**TASK OBJECTIVE:**
Select every line containing the word "icon" from the material, and copy those lines.
------
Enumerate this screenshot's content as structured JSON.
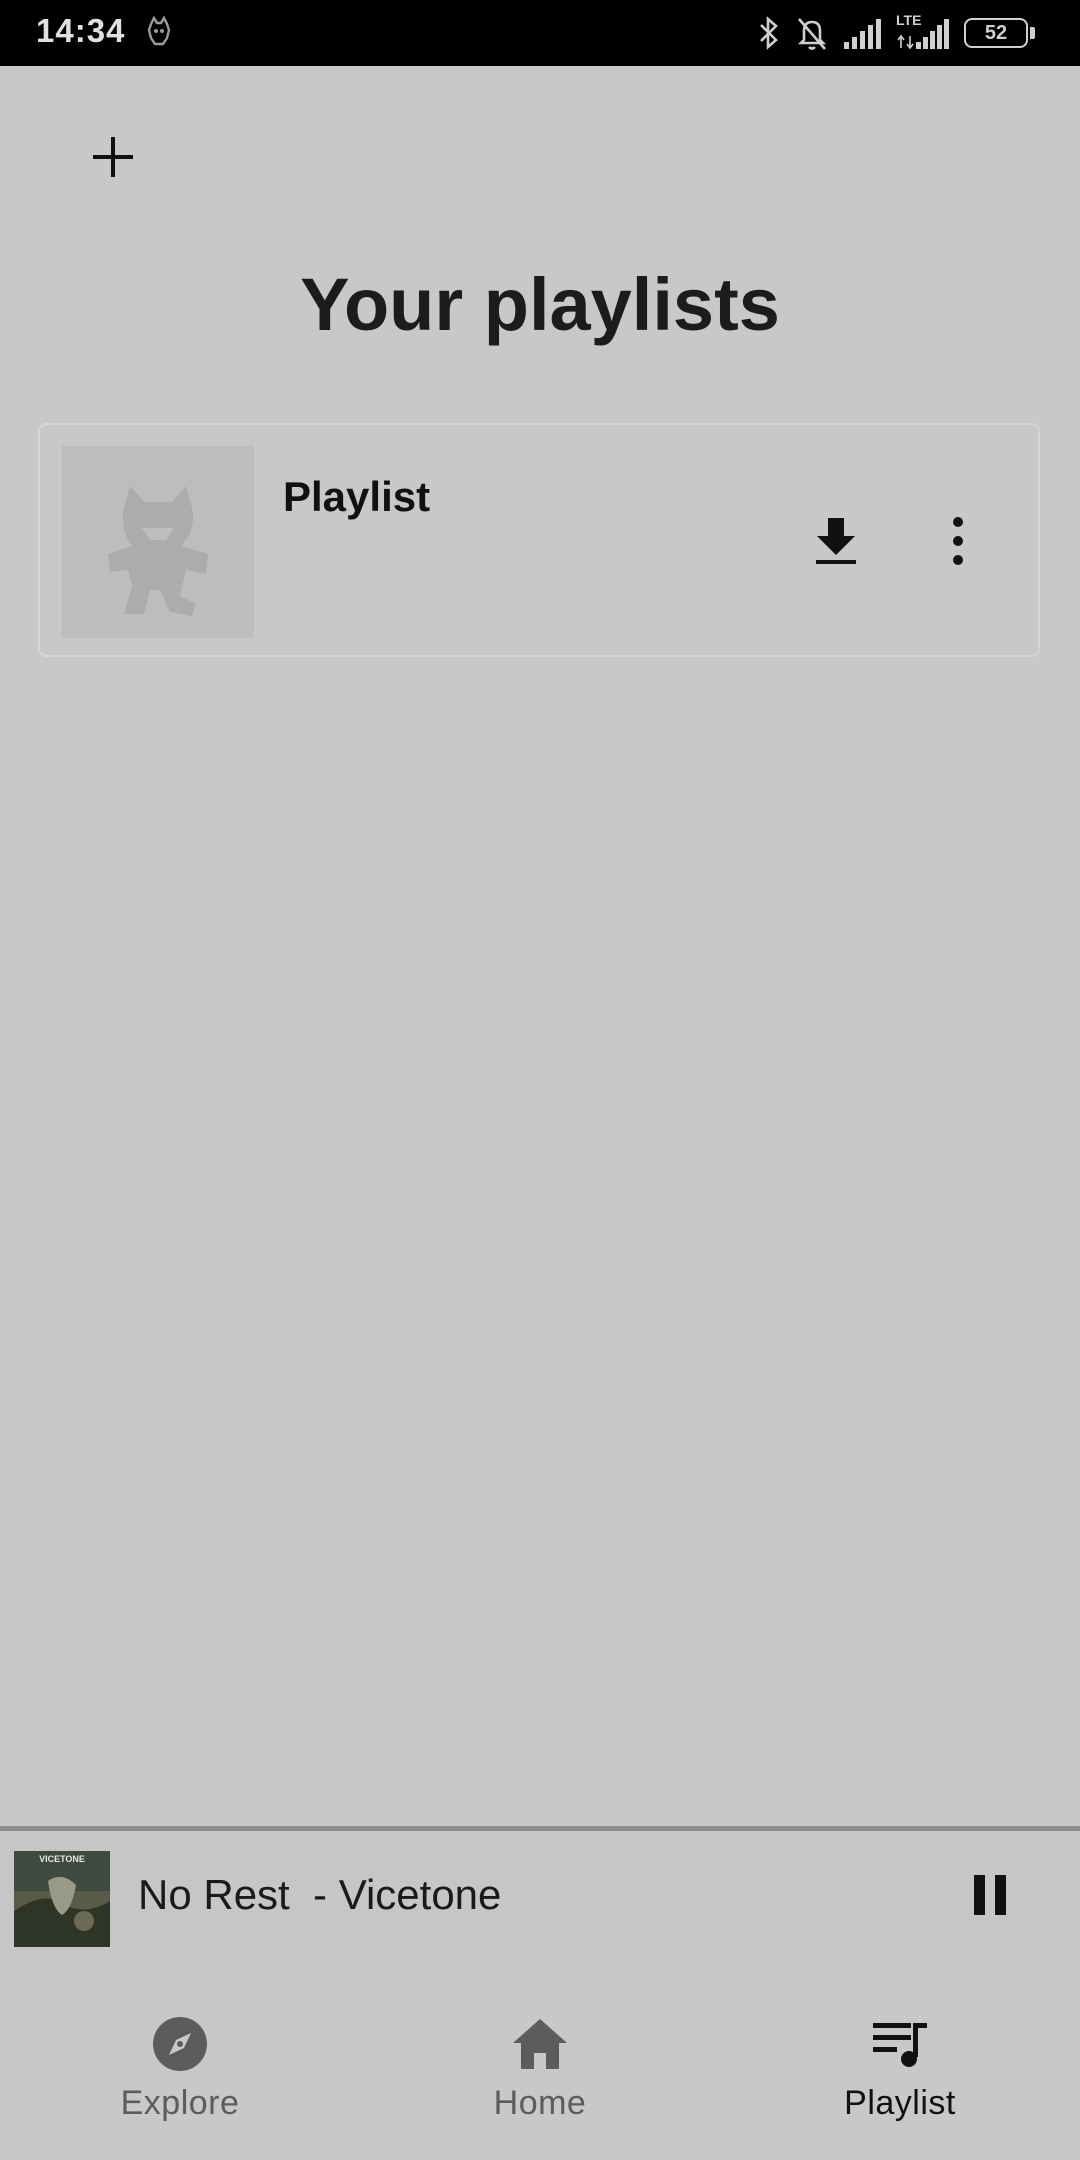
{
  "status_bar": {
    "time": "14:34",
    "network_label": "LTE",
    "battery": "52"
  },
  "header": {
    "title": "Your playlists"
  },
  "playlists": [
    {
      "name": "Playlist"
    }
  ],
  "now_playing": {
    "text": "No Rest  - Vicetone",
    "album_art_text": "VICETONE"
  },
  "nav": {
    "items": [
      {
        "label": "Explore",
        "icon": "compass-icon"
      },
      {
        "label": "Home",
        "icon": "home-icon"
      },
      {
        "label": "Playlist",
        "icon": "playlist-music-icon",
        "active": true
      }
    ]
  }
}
------
**ANSWER TO THE EXERCISE:**
        "icon": "compass-icon"
        "icon": "home-icon"
        "icon": "playlist-music-icon",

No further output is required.